_Objective:_
Reproduce the data below in full and exclude every picture.

--- Start of Given data ---

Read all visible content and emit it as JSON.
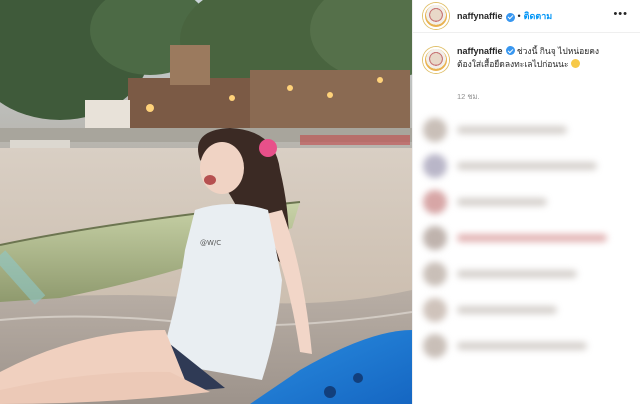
{
  "post": {
    "username": "naffynaffie",
    "follow_label": "ติดตาม",
    "more_label": "•••",
    "separator": "•",
    "caption": {
      "username": "naffynaffie",
      "line1": "ช่วงนี้ กินจุ ไปหน่อยคง",
      "line2": "ต้องใส่เสื้อยืดลงทะเลไปก่อนนะ"
    },
    "time": "12 ชม."
  },
  "colors": {
    "link_blue": "#0095f6",
    "verified_blue": "#3897f0",
    "text": "#262626",
    "muted": "#8e8e8e"
  },
  "icons": {
    "verified": "verified-badge-icon",
    "emoji": "grinning-face-emoji-icon",
    "more": "more-options-icon"
  }
}
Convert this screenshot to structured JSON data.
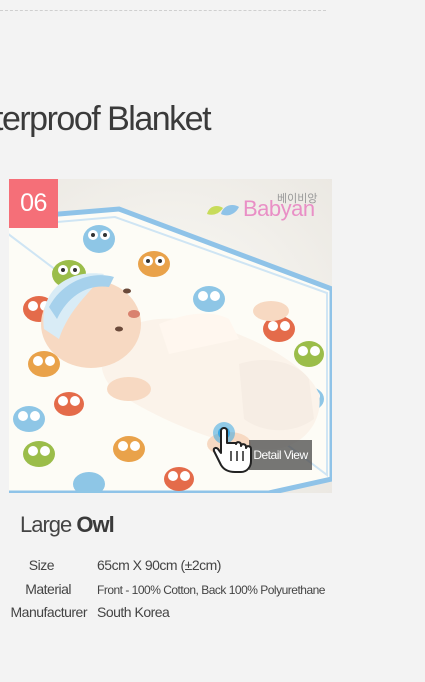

--- End of Given data ---

_Reply to the task:_
Read all visible content and emit it as JSON.
{
  "post": {
    "username": "naffynaffie",
    "follow_label": "ติดตาม",
    "more_label": "•••",
    "separator": "•",
    "caption": {
      "username": "naffynaffie",
      "line1": "ช่วงนี้ กินจุ ไปหน่อยคง",
      "line2": "ต้องใส่เสื้อยืดลงทะเลไปก่อนนะ"
    },
    "time": "12 ชม."
  },
  "colors": {
    "link_blue": "#0095f6",
    "verified_blue": "#3897f0",
    "text": "#262626",
    "muted": "#8e8e8e"
  },
  "icons": {
    "verified": "verified-badge-icon",
    "emoji": "grinning-face-emoji-icon",
    "more": "more-options-icon"
  }
}
Convert this screenshot to structured JSON data.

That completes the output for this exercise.